══ SELECTED TEXT ══
The voltage across the inductor is $0$ before the switch closes. It makes a sharp jump at $t=0$ as soon as the current starts to change. The peak voltage depends on the initial current $\text I_0$ and the resistance, $\text R$. Voltage follows a similar exponential curve until it fades to $0$.

Compare these computed graphs to the ones we sketched earlier. The sketches have the right shape.

### Time constant

An exponent has to be a plain vanilla number. It isn’t allowed to have dimensions. $\text{R}/\text L$ must have units of $1/\text{time}$, so it can cancel out $t$. The reciprocal, $\text L/\text R$, has units of $\text{seconds}$, something you might not have guessed.

$\text L/\text R$ is called the time constant of a resistor-inductor combination. It has the same properties as the corresponding product $\text R \cdot \text{C}$ in the resistor-capacitor circuit. We use the Greek letter $\tau$ (tau) as the symbol for time constant,

$\tau = \dfrac{\text L}{\text R}$ seconds

We can rewrite the natural response equation like this,

$i(t) = \text I_0e^{-t/\tau}$

When $t$ is equal to the time constant, the exponent becomes $-1$. The exponential term is equal to $1/e = 1/1.569$, or about $0.37$.

The time constant determines how fast the exponential curve comes down to zero. After $1$ time constant has passed, the current is down to $37\%$ of its initial value. If you wait $3$ to $5$ time constants, the natural response is pretty much over.

If you make the inductor bigger, the time constant gets longer.
If you make the resistor bigger, the time constant get shorter.

This is different than the $\text{RC}$ time constant, $\tau_{\text{RC}}=\text{RC}$, which gets longer with both larger $\text R$ and $\text C$. For the $\text{RL}$, when the resistor is large energy its dissipation is high and the natural response is snuffed out rapidly. When the resistor is small the inductor current passes more freely through the resistor so energy dissipates slowly and the current circulates round and round for a long time.

The RL time constant is not R times L.

Just a small caution: Even though we call this an $\text{RL}$ circuit, the time constant is not the product $\text{RL}$. It’s $\tau_{\text{LC}} = \dfrac{\text L}{\text R}$.

For the $\text{RC}$ circuit the time constant is $\text{RC}$.

Do your best not to get trapped.

How do you remember the order of the quotient? Is $\text R$ on top, or is it $\text L$? I remember $\text L/\text R$ because “el over r” starts with hello! while “arr over el” sounds like a pirate.

## Worked example

Let’s work through an example,

Problem 1
What is $\blueD i$ if the switch is closed?

$i =$________ $\text{mA}$

When the switch is closed, all the current from the current source flows up through the inductor. $i = 8 \,\text{mA}$.
═══
SHORT PROBLEM A
Reproduce the passage on the RL time constant, starting at "We can rewrite" and ending at "pretty much over.", with "natural response" replaced by "source-free response".
The passage on the RL time constant and the records that follow it are unrelated material.
══ TASK DATA ══
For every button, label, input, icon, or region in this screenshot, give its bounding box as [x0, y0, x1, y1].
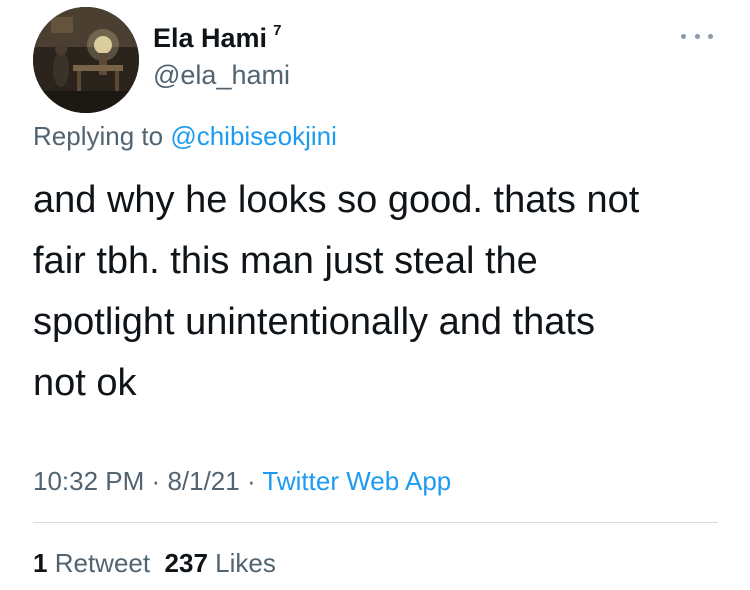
replying-to-label: Replying to — [33, 121, 164, 151]
tweet-text-line: not ok — [33, 362, 137, 404]
author-name-row[interactable]: Ela Hami 7 — [153, 18, 281, 58]
retweets-stat[interactable]: 1 Retweet — [33, 548, 150, 578]
engagement-stats: 1 Retweet 237 Likes — [33, 545, 276, 581]
meta-separator: · — [151, 466, 161, 496]
tweet-text-line: and why he looks so good. thats not — [33, 179, 640, 221]
tweet-text-line: fair tbh. this man just steal the — [33, 240, 538, 282]
tweet-card: Ela Hami 7 @ela_hami Replying to @chibis… — [0, 0, 750, 590]
more-dot — [694, 33, 700, 39]
likes-count: 237 — [164, 548, 208, 578]
likes-label: Likes — [215, 548, 276, 578]
divider — [33, 522, 718, 523]
tweet-text: and why he looks so good. thats not fair… — [33, 170, 723, 414]
avatar[interactable] — [33, 7, 139, 113]
tweet-text-line: spotlight unintentionally and thats — [33, 301, 595, 343]
tweet-date[interactable]: 8/1/21 — [167, 466, 239, 496]
replying-to-mention[interactable]: @chibiseokjini — [170, 121, 337, 151]
meta-separator: · — [246, 466, 256, 496]
retweets-label: Retweet — [54, 548, 151, 578]
replying-to: Replying to @chibiseokjini — [33, 118, 337, 154]
tweet-meta: 10:32 PM · 8/1/21 · Twitter Web App — [33, 463, 451, 499]
retweets-count: 1 — [33, 548, 48, 578]
likes-stat[interactable]: 237 Likes — [165, 548, 276, 578]
tweet-source-link[interactable]: Twitter Web App — [262, 466, 451, 496]
author-name-suffix: 7 — [273, 22, 282, 39]
tweet-time[interactable]: 10:32 PM — [33, 466, 144, 496]
more-dot — [681, 33, 686, 39]
more-options-icon[interactable] — [681, 28, 713, 44]
avatar-photo-icon — [33, 7, 139, 113]
more-dot — [708, 33, 713, 39]
author-handle[interactable]: @ela_hami — [153, 57, 290, 93]
author-display-name[interactable]: Ela Hami — [153, 18, 267, 58]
═══
SHORT PROBLEM B
Quote the lines of the records starting at the line containing "replying-to-label: Replying to" and ending at the line containing "retweets-count: 1 — [33, 548, 48, 578]".

FULL OUTPUT A
We can rewrite the source-free response equation like this,

$i(t) = \text I_0e^{-t/\tau}$

When $t$ is equal to the time constant, the exponent becomes $-1$. The exponential term is equal to $1/e = 1/1.569$, or about $0.37$.

The time constant determines how fast the exponential curve comes down to zero. After $1$ time constant has passed, the current is down to $37\%$ of its initial value. If you wait $3$ to $5$ time constants, the source-free response is pretty much over.

FULL OUTPUT B
replying-to-label: Replying to — [33, 121, 164, 151]
tweet-text-line: not ok — [33, 362, 137, 404]
author-name-row[interactable]: Ela Hami 7 — [153, 18, 281, 58]
retweets-stat[interactable]: 1 Retweet — [33, 548, 150, 578]
engagement-stats: 1 Retweet 237 Likes — [33, 545, 276, 581]
meta-separator: · — [151, 466, 161, 496]
tweet-text-line: and why he looks so good. thats not — [33, 179, 640, 221]
tweet-text-line: fair tbh. this man just steal the — [33, 240, 538, 282]
tweet-card: Ela Hami 7 @ela_hami Replying to @chibis… — [0, 0, 750, 590]
more-dot — [694, 33, 700, 39]
likes-count: 237 — [164, 548, 208, 578]
likes-label: Likes — [215, 548, 276, 578]
divider — [33, 522, 718, 523]
tweet-text: and why he looks so good. thats not fair… — [33, 170, 723, 414]
avatar[interactable] — [33, 7, 139, 113]
tweet-text-line: spotlight unintentionally and thats — [33, 301, 595, 343]
tweet-date[interactable]: 8/1/21 — [167, 466, 239, 496]
replying-to-mention[interactable]: @chibiseokjini — [170, 121, 337, 151]
meta-separator: · — [246, 466, 256, 496]
retweets-label: Retweet — [54, 548, 151, 578]
replying-to: Replying to @chibiseokjini — [33, 118, 337, 154]
tweet-meta: 10:32 PM · 8/1/21 · Twitter Web App — [33, 463, 451, 499]
retweets-count: 1 — [33, 548, 48, 578]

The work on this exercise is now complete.